▶ Instructions for the task:
Extract each line of the records below that contains the word "Auto".

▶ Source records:
++++++++++++++++++++
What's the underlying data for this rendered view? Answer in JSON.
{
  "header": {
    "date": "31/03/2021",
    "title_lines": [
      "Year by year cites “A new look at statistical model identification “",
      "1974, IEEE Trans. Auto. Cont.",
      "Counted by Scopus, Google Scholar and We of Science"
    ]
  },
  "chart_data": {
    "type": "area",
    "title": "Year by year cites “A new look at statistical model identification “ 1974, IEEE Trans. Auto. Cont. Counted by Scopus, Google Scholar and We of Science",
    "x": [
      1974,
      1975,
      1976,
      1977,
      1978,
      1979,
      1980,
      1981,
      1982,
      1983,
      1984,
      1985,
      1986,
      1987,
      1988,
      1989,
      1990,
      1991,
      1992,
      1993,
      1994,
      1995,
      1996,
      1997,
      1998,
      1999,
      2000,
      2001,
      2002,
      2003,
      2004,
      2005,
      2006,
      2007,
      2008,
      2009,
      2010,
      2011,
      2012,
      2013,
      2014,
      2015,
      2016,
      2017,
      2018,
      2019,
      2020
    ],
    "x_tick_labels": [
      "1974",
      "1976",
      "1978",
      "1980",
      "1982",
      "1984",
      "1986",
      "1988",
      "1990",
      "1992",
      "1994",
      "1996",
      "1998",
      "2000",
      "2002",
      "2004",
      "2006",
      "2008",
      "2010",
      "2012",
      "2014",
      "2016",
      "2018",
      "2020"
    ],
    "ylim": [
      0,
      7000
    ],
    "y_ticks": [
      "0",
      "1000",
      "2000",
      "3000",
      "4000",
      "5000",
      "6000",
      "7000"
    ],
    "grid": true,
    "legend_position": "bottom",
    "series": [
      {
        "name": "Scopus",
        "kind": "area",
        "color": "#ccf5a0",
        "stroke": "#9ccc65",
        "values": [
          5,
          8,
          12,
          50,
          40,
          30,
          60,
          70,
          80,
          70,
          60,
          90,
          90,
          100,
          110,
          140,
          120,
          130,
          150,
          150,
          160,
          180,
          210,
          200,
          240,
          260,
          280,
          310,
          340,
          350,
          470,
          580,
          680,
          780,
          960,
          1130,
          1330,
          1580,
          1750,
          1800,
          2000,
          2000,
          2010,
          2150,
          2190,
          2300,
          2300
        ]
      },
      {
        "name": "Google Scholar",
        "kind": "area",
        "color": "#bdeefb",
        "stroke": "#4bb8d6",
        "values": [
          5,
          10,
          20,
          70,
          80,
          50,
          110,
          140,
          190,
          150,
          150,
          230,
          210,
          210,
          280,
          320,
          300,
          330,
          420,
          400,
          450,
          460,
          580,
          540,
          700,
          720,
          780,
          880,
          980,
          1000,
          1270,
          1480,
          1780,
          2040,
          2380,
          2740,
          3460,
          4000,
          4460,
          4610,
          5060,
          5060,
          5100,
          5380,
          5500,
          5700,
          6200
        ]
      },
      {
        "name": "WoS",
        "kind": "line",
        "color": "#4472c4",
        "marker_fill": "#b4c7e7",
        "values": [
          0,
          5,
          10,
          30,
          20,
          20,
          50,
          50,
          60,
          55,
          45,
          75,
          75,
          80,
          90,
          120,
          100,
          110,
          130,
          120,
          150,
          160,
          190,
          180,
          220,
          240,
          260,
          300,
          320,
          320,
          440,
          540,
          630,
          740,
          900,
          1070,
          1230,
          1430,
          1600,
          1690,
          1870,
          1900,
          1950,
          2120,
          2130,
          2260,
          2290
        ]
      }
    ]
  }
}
++++++++++++++++++++
▶ Completed exercise:
      "1974, IEEE Trans. Auto. Cont.",
    "title": "Year by year cites “A new look at statistical model identification “ 1974, IEEE Trans. Auto. Cont. Counted by Scopus, Google Scholar and We of Science",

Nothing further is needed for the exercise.